───── EXCERPTED PASSAGE

Choosing Opioids in Non-Taking Patients:
For patients whose pain is not adequately controlled with over-the-counter pain relievers, doctors may use a step 2 or step 3 opioid (eg, morphine, hydromorphone, or oxycodone). Immediate-release oral morphine may be more effective in relieving cancer pain than conventional step 2 opioids when used at an appropriate starting dose in drug-naive patients. Practical considerations such as cost, availability of opioids in pharmacies, appropriate insurance coverage, and route of administration should be considered when choosing an opioid.

──────────
───── THE DATA

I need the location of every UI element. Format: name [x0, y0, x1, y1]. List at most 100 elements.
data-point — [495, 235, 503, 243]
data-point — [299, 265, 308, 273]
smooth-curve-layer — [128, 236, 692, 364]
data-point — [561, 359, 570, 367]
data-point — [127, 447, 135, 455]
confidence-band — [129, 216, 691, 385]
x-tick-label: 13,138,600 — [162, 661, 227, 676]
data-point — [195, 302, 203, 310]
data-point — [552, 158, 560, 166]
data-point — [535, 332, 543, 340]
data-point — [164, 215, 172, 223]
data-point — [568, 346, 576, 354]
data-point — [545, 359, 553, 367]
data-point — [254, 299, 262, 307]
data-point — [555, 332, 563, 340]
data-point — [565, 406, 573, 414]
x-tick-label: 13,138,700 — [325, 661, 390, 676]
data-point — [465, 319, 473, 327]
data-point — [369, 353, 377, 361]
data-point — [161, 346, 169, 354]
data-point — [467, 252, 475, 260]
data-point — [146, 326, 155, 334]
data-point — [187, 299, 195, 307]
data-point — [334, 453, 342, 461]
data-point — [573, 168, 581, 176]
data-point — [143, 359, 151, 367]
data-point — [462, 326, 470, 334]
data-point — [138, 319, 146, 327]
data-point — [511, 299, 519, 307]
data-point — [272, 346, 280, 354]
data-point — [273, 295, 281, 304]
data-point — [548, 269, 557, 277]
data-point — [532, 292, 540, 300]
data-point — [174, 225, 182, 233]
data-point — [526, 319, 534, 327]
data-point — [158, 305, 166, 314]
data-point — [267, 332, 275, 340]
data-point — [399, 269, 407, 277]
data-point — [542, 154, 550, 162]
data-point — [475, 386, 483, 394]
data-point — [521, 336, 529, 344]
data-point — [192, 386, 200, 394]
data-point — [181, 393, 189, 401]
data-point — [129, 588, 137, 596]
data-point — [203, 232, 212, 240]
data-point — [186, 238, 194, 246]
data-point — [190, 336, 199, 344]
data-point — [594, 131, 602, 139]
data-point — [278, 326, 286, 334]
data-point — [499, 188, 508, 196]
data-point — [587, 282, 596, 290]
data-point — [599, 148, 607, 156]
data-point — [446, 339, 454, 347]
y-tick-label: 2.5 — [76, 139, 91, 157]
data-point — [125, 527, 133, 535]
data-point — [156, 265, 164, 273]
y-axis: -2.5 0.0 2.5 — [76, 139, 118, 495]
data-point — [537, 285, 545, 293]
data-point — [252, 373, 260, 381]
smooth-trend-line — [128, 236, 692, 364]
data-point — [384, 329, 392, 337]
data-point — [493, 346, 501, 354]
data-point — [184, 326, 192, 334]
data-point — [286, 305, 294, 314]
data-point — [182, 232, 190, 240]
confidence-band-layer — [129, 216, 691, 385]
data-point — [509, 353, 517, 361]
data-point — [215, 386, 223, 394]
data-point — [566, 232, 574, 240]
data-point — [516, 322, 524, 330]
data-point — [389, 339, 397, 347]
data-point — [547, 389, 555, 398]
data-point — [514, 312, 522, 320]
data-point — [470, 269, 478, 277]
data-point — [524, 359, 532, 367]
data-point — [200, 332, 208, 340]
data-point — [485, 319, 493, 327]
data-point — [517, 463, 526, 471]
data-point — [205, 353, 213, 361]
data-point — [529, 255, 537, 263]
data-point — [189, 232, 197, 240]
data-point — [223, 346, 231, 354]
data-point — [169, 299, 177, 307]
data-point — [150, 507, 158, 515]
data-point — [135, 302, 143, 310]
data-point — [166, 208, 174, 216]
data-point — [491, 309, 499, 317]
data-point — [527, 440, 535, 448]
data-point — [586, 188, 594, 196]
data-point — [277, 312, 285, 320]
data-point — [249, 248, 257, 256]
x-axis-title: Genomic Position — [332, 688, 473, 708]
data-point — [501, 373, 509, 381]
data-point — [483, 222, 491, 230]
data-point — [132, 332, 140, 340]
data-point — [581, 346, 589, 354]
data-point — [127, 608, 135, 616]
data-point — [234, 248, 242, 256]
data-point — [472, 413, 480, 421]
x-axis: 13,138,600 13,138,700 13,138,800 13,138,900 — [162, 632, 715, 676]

──────────

### SET OF TASKS
1/ Answer these about the passage on choosing opioids:
(a) Which three opioids are given as examples of a step 2 or step 3 opioid?
(b) Which opioid may be more effective than conventional step 2 opioids in relieving cancer pain?
(c) Which practical considerations are listed for choosing an opioid?
2/ Echo everything in the passage on choosing opioids from "Choosing Opioids in" down to "choosing an opioid.".

### YOUR RESPONSES
1/
(a) Morphine, hydromorphone, and oxycodone.
(b) Immediate-release oral morphine, when used at an appropriate starting dose in drug-naive patients.
(c) Cost, availability of opioids in pharmacies, appropriate insurance coverage, and route of administration.

2/
Choosing Opioids in Non-Taking Patients:
For patients whose pain is not adequately controlled with over-the-counter pain relievers, doctors may use a step 2 or step 3 opioid (eg, morphine, hydromorphone, or oxycodone). Immediate-release oral morphine may be more effective in relieving cancer pain than conventional step 2 opioids when used at an appropriate starting dose in drug-naive patients. Practical considerations such as cost, availability of opioids in pharmacies, appropriate insurance coverage, and route of administration should be considered when choosing an opioid.